What is asked ▸ Write out exactly the lines from the one containing "Convert this screenshot" through the last line of the records below, both included, and leave out any pictures.

-------- Material provided

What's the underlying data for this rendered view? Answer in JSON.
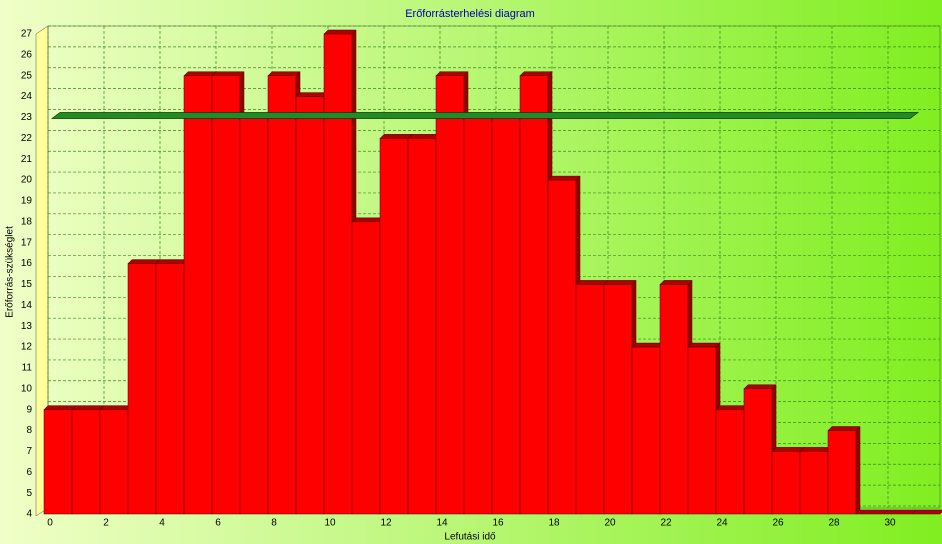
{
  "chart_data": {
    "type": "bar",
    "title": "Erőforrásterhelési diagram",
    "x_label": "Lefutási idő",
    "y_label": "Erőforrás-szükséglet",
    "x": [
      0,
      1,
      2,
      3,
      4,
      5,
      6,
      7,
      8,
      9,
      10,
      11,
      12,
      13,
      14,
      15,
      16,
      17,
      18,
      19,
      20,
      21,
      22,
      23,
      24,
      25,
      26,
      27,
      28,
      29,
      30,
      31
    ],
    "values": [
      9,
      9,
      9,
      16,
      16,
      25,
      25,
      23,
      25,
      24,
      27,
      18,
      22,
      22,
      25,
      23,
      23,
      25,
      20,
      15,
      15,
      12,
      15,
      12,
      9,
      10,
      7,
      7,
      8,
      4,
      4,
      4
    ],
    "color": "#ff0000",
    "xlim": [
      0,
      32
    ],
    "xticks": [
      0,
      2,
      4,
      6,
      8,
      10,
      12,
      14,
      16,
      18,
      20,
      22,
      24,
      26,
      28,
      30
    ],
    "ylim": [
      4,
      27
    ],
    "yticks": [
      4,
      5,
      6,
      7,
      8,
      9,
      10,
      11,
      12,
      13,
      14,
      15,
      16,
      17,
      18,
      19,
      20,
      21,
      22,
      23,
      24,
      25,
      26,
      27
    ],
    "limit_line": {
      "value": 23,
      "color": "#228b22"
    },
    "grid": true
  }
}
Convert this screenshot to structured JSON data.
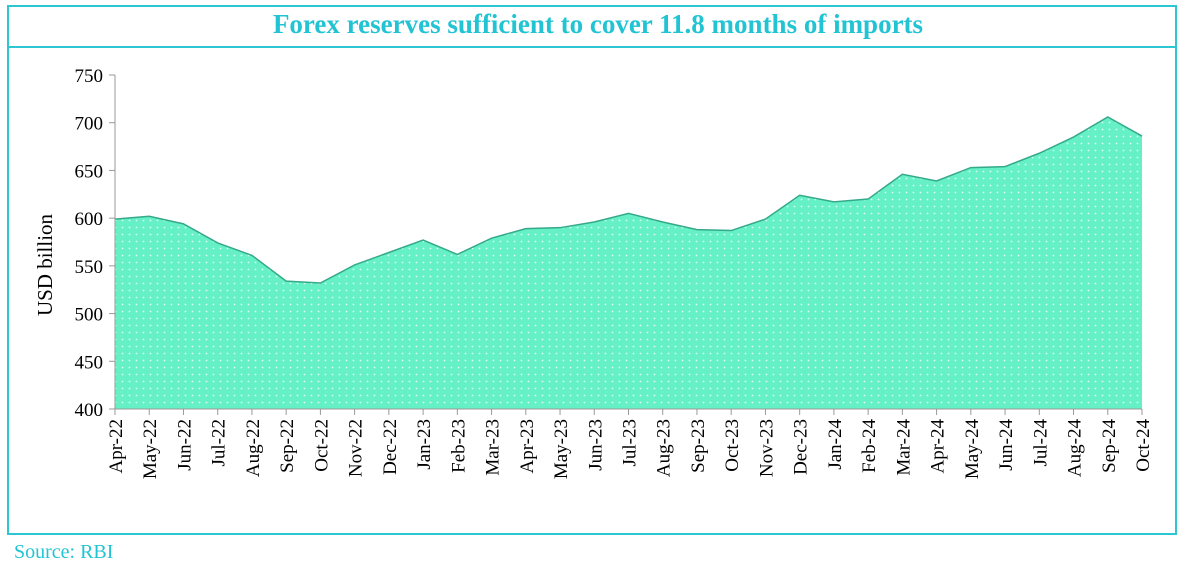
{
  "chart_data": {
    "type": "area",
    "title": "Forex reserves sufficient to cover 11.8 months of imports",
    "ylabel": "USD billion",
    "source": "Source: RBI",
    "categories": [
      "Apr-22",
      "May-22",
      "Jun-22",
      "Jul-22",
      "Aug-22",
      "Sep-22",
      "Oct-22",
      "Nov-22",
      "Dec-22",
      "Jan-23",
      "Feb-23",
      "Mar-23",
      "Apr-23",
      "May-23",
      "Jun-23",
      "Jul-23",
      "Aug-23",
      "Sep-23",
      "Oct-23",
      "Nov-23",
      "Dec-23",
      "Jan-24",
      "Feb-24",
      "Mar-24",
      "Apr-24",
      "May-24",
      "Jun-24",
      "Jul-24",
      "Aug-24",
      "Sep-24",
      "Oct-24"
    ],
    "values": [
      599,
      602,
      594,
      574,
      561,
      534,
      532,
      551,
      564,
      577,
      562,
      579,
      589,
      590,
      596,
      605,
      596,
      588,
      587,
      599,
      624,
      617,
      620,
      646,
      639,
      653,
      654,
      668,
      685,
      706,
      686
    ],
    "color": "#66f0c6",
    "line_color": "#35a98a",
    "ylim": [
      400,
      750
    ],
    "yticks": [
      400,
      450,
      500,
      550,
      600,
      650,
      700,
      750
    ],
    "grid": false
  }
}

----------------

Written response ▸
Convert this screenshot to structured JSON data.
{
  "chart_data": {
    "type": "area",
    "title": "Forex reserves sufficient to cover 11.8 months of imports",
    "ylabel": "USD billion",
    "source": "Source: RBI",
    "categories": [
      "Apr-22",
      "May-22",
      "Jun-22",
      "Jul-22",
      "Aug-22",
      "Sep-22",
      "Oct-22",
      "Nov-22",
      "Dec-22",
      "Jan-23",
      "Feb-23",
      "Mar-23",
      "Apr-23",
      "May-23",
      "Jun-23",
      "Jul-23",
      "Aug-23",
      "Sep-23",
      "Oct-23",
      "Nov-23",
      "Dec-23",
      "Jan-24",
      "Feb-24",
      "Mar-24",
      "Apr-24",
      "May-24",
      "Jun-24",
      "Jul-24",
      "Aug-24",
      "Sep-24",
      "Oct-24"
    ],
    "values": [
      599,
      602,
      594,
      574,
      561,
      534,
      532,
      551,
      564,
      577,
      562,
      579,
      589,
      590,
      596,
      605,
      596,
      588,
      587,
      599,
      624,
      617,
      620,
      646,
      639,
      653,
      654,
      668,
      685,
      706,
      686
    ],
    "color": "#66f0c6",
    "line_color": "#35a98a",
    "ylim": [
      400,
      750
    ],
    "yticks": [
      400,
      450,
      500,
      550,
      600,
      650,
      700,
      750
    ],
    "grid": false
  }
}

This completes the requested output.